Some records
** START **

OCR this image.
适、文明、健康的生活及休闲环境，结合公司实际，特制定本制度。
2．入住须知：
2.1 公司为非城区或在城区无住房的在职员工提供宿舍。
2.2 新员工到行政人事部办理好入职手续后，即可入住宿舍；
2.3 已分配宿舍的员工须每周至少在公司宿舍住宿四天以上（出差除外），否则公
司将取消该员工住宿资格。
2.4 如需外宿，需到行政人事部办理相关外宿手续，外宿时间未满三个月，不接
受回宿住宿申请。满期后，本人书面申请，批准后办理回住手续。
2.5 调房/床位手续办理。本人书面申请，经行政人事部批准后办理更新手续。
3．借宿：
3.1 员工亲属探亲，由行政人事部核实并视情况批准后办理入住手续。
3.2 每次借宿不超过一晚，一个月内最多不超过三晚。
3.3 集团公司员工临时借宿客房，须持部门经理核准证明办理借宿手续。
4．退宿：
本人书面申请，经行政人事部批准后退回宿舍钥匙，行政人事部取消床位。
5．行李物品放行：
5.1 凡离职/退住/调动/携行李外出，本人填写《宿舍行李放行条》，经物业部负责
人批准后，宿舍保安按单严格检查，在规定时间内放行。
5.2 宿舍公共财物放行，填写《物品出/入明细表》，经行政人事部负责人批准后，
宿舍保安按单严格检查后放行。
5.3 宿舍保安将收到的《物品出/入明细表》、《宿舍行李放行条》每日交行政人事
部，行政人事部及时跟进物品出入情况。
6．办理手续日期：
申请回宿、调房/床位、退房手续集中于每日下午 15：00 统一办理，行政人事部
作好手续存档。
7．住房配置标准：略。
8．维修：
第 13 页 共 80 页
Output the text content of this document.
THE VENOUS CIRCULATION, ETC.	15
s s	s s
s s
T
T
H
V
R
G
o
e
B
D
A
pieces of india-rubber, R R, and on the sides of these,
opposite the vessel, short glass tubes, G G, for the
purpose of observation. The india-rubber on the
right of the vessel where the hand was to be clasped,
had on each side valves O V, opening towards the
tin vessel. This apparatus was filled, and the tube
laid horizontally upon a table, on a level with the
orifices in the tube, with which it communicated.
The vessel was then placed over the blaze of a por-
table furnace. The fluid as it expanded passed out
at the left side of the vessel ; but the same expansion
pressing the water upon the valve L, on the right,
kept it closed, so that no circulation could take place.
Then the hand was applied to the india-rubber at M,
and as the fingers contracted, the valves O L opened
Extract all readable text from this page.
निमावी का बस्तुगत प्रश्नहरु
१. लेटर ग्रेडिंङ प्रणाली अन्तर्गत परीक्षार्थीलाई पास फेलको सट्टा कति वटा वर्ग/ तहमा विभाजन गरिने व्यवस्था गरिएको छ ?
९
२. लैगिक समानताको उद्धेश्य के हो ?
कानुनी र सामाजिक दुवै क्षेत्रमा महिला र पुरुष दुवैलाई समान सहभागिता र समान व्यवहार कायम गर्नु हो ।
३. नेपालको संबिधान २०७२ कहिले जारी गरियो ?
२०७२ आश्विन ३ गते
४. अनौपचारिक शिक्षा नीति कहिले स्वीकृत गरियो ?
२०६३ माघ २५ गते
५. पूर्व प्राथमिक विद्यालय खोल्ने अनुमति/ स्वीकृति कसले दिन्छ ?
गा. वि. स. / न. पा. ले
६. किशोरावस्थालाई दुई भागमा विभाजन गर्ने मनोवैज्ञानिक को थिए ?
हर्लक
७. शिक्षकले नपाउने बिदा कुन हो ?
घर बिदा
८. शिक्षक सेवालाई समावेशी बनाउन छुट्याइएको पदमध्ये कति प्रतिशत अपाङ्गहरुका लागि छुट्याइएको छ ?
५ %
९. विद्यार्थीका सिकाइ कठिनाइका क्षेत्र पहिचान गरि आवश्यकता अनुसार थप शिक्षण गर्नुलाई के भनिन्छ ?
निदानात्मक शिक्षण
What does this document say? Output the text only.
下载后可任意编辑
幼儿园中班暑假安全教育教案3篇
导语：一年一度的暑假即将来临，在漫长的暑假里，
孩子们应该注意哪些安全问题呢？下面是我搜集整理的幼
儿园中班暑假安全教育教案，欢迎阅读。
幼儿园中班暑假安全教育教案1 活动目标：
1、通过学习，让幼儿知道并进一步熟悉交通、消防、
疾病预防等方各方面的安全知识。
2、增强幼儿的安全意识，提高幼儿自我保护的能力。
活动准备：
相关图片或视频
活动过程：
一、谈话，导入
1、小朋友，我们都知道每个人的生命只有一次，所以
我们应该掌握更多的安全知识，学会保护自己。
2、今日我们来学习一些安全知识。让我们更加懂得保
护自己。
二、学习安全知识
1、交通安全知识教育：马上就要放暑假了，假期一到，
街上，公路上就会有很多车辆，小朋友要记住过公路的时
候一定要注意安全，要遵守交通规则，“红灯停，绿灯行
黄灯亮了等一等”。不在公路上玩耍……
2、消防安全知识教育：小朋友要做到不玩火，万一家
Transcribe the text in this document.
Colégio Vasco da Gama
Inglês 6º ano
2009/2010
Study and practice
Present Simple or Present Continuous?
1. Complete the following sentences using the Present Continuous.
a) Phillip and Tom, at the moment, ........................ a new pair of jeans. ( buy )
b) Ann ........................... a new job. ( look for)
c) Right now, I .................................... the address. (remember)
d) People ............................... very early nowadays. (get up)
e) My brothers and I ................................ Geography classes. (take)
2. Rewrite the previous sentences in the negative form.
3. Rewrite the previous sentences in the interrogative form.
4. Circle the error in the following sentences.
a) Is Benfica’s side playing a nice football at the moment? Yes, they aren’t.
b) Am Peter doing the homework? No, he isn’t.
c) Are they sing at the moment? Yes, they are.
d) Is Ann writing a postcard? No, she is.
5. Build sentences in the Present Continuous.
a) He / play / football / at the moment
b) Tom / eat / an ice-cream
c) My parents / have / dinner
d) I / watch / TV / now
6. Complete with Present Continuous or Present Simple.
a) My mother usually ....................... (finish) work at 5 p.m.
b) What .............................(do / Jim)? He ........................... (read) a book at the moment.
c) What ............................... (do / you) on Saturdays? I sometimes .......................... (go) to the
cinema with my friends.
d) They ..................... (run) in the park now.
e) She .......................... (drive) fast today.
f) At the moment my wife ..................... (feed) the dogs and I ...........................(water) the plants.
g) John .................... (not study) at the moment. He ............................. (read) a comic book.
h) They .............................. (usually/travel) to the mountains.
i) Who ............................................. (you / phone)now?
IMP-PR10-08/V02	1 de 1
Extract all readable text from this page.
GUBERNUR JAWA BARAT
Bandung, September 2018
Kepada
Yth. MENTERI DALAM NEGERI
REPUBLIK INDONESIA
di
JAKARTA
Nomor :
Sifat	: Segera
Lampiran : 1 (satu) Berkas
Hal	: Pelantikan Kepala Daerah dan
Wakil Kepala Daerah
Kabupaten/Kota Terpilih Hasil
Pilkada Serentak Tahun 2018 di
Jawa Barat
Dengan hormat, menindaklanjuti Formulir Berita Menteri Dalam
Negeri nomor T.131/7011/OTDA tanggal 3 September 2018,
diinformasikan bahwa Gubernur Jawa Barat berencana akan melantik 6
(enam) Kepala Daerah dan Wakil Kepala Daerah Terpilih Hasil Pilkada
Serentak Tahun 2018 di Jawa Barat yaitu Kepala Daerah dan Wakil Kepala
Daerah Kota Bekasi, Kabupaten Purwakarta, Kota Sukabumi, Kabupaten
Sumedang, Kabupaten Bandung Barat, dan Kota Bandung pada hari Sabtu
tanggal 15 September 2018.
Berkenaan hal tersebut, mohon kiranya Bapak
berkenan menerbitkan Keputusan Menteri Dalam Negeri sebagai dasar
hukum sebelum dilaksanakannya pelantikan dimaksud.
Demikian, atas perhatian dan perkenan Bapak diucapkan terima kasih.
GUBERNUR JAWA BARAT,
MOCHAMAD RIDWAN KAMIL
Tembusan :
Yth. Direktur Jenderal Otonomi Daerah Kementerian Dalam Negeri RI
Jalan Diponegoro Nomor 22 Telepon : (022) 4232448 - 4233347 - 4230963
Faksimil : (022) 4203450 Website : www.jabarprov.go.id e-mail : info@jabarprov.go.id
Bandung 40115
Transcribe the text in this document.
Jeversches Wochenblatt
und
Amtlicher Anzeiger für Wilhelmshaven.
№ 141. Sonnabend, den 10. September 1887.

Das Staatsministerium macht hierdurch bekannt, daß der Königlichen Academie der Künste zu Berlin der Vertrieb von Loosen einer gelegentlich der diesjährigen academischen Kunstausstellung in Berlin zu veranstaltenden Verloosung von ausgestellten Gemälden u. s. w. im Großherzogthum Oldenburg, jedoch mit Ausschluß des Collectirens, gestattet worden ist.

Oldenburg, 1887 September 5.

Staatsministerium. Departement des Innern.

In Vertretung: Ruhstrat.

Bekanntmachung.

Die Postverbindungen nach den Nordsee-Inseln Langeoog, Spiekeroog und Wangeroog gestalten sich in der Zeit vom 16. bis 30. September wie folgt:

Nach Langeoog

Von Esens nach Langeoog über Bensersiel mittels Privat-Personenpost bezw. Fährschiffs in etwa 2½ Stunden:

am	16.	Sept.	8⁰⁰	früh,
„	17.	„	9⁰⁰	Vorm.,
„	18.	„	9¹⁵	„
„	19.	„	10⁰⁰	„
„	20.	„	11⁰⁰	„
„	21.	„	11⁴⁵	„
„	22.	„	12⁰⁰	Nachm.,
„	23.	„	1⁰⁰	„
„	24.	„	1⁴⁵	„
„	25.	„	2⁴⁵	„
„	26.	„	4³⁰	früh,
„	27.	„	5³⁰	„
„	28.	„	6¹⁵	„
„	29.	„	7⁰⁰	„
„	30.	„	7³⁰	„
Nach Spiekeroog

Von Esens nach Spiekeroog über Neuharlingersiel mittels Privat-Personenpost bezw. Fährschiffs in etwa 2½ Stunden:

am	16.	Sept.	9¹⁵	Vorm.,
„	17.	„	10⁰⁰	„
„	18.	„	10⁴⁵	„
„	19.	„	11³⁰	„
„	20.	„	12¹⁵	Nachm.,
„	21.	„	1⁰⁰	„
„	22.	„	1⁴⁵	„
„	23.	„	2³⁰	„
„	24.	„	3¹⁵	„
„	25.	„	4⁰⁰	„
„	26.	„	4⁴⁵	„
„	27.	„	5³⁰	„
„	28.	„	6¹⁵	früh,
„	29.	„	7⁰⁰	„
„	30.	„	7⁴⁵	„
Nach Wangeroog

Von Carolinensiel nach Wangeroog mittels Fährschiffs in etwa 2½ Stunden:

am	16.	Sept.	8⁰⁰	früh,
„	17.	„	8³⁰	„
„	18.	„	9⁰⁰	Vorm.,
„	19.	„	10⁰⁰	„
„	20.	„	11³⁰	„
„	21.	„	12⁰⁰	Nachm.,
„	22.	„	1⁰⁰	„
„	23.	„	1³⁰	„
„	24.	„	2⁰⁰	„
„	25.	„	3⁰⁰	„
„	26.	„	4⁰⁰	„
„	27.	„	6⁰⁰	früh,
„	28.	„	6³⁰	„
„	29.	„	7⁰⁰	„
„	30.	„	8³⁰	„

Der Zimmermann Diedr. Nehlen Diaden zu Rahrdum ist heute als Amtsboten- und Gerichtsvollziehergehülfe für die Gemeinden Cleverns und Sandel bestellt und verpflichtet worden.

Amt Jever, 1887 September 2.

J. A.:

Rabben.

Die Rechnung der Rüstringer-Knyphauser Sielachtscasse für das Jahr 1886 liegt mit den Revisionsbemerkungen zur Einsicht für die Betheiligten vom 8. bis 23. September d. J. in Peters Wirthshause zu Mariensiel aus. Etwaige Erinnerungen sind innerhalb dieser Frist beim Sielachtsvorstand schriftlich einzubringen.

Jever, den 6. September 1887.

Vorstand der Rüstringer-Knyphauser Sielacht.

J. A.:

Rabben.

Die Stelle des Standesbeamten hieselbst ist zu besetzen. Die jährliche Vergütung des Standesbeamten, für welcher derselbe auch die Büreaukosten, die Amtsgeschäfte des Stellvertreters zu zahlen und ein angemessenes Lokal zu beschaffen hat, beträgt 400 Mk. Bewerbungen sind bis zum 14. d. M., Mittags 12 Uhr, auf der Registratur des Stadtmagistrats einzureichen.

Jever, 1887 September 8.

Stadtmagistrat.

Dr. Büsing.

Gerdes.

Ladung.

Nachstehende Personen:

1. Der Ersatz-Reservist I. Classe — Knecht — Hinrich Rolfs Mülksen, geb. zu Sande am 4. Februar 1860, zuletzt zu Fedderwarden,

** END **

DIRECTIVE - Give nothing but the count of lines in the listing above that hold the string "über".

THE RESULT - 2